── Material for the task

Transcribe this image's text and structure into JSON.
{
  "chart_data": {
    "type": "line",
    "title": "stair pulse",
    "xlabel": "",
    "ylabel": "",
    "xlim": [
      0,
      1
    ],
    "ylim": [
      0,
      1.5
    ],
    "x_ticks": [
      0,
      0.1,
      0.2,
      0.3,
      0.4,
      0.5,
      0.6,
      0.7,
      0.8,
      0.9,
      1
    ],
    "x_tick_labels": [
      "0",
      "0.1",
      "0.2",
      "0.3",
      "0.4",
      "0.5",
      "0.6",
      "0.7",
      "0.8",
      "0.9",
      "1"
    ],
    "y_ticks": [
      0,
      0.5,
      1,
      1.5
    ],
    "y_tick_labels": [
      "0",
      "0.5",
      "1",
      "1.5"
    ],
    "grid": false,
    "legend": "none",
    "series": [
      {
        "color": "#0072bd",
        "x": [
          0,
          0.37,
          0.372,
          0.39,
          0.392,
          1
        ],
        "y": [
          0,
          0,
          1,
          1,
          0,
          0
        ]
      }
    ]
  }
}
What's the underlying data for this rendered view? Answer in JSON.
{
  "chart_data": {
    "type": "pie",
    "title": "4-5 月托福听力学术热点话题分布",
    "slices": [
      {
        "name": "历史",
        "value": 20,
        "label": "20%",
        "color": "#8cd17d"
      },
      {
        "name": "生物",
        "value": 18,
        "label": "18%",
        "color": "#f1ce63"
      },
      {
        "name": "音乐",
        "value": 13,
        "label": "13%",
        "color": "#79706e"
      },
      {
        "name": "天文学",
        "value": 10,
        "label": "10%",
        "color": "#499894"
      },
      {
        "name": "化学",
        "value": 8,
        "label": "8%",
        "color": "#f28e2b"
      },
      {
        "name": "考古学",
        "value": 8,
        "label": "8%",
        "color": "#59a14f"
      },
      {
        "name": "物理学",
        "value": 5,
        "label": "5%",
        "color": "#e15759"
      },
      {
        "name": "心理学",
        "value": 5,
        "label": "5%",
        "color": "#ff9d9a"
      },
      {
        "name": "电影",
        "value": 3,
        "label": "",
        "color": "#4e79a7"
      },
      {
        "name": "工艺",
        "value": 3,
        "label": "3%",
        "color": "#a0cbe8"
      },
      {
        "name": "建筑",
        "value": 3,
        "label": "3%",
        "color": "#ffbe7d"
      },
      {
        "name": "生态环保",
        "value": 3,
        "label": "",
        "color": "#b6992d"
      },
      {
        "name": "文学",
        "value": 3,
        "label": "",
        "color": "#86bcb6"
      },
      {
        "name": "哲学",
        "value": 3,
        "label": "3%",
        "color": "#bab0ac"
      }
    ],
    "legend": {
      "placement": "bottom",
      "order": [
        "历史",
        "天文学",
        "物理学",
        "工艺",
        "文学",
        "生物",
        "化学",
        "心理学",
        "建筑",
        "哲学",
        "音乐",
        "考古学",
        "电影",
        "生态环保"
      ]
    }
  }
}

────

[What you will do]: Without changing a word, restate the whole listing.

[Written answer]:
Transcribe this image's text and structure into JSON.
{
  "chart_data": {
    "type": "line",
    "title": "stair pulse",
    "xlabel": "",
    "ylabel": "",
    "xlim": [
      0,
      1
    ],
    "ylim": [
      0,
      1.5
    ],
    "x_ticks": [
      0,
      0.1,
      0.2,
      0.3,
      0.4,
      0.5,
      0.6,
      0.7,
      0.8,
      0.9,
      1
    ],
    "x_tick_labels": [
      "0",
      "0.1",
      "0.2",
      "0.3",
      "0.4",
      "0.5",
      "0.6",
      "0.7",
      "0.8",
      "0.9",
      "1"
    ],
    "y_ticks": [
      0,
      0.5,
      1,
      1.5
    ],
    "y_tick_labels": [
      "0",
      "0.5",
      "1",
      "1.5"
    ],
    "grid": false,
    "legend": "none",
    "series": [
      {
        "color": "#0072bd",
        "x": [
          0,
          0.37,
          0.372,
          0.39,
          0.392,
          1
        ],
        "y": [
          0,
          0,
          1,
          1,
          0,
          0
        ]
      }
    ]
  }
}
What's the underlying data for this rendered view? Answer in JSON.
{
  "chart_data": {
    "type": "pie",
    "title": "4-5 月托福听力学术热点话题分布",
    "slices": [
      {
        "name": "历史",
        "value": 20,
        "label": "20%",
        "color": "#8cd17d"
      },
      {
        "name": "生物",
        "value": 18,
        "label": "18%",
        "color": "#f1ce63"
      },
      {
        "name": "音乐",
        "value": 13,
        "label": "13%",
        "color": "#79706e"
      },
      {
        "name": "天文学",
        "value": 10,
        "label": "10%",
        "color": "#499894"
      },
      {
        "name": "化学",
        "value": 8,
        "label": "8%",
        "color": "#f28e2b"
      },
      {
        "name": "考古学",
        "value": 8,
        "label": "8%",
        "color": "#59a14f"
      },
      {
        "name": "物理学",
        "value": 5,
        "label": "5%",
        "color": "#e15759"
      },
      {
        "name": "心理学",
        "value": 5,
        "label": "5%",
        "color": "#ff9d9a"
      },
      {
        "name": "电影",
        "value": 3,
        "label": "",
        "color": "#4e79a7"
      },
      {
        "name": "工艺",
        "value": 3,
        "label": "3%",
        "color": "#a0cbe8"
      },
      {
        "name": "建筑",
        "value": 3,
        "label": "3%",
        "color": "#ffbe7d"
      },
      {
        "name": "生态环保",
        "value": 3,
        "label": "",
        "color": "#b6992d"
      },
      {
        "name": "文学",
        "value": 3,
        "label": "",
        "color": "#86bcb6"
      },
      {
        "name": "哲学",
        "value": 3,
        "label": "3%",
        "color": "#bab0ac"
      }
    ],
    "legend": {
      "placement": "bottom",
      "order": [
        "历史",
        "天文学",
        "物理学",
        "工艺",
        "文学",
        "生物",
        "化学",
        "心理学",
        "建筑",
        "哲学",
        "音乐",
        "考古学",
        "电影",
        "生态环保"
      ]
    }
  }
}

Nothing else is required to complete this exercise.